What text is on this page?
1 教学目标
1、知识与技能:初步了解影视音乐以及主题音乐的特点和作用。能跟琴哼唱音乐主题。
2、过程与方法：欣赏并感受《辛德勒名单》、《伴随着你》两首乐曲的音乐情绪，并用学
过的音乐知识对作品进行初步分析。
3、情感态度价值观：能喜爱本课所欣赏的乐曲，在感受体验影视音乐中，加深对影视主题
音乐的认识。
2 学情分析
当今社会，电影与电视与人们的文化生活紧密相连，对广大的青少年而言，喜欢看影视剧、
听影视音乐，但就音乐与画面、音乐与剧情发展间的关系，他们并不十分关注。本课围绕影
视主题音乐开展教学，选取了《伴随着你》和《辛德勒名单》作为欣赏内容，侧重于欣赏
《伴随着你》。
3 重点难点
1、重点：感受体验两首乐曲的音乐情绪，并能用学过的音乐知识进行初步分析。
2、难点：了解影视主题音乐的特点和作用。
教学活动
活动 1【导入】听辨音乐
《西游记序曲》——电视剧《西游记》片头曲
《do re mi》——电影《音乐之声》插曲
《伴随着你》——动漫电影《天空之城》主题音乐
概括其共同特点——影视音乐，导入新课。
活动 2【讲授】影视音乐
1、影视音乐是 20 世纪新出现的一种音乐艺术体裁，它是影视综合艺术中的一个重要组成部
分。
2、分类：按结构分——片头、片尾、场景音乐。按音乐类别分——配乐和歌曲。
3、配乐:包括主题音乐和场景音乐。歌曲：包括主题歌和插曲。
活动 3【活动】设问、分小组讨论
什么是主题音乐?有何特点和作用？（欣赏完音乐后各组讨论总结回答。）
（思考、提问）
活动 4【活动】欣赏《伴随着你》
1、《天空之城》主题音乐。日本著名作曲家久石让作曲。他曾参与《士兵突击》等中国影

━━━━━━━━━━━━━━━━━━━━

▸ **PROBLEM REQUIREMENTS**: Which lines contain "天空之城"? Show each of them.

▸ **COMPLETE OUTPUT**:
《伴随着你》——动漫电影《天空之城》主题音乐
1、《天空之城》主题音乐。日本著名作曲家久石让作曲。他曾参与《士兵突击》等中国影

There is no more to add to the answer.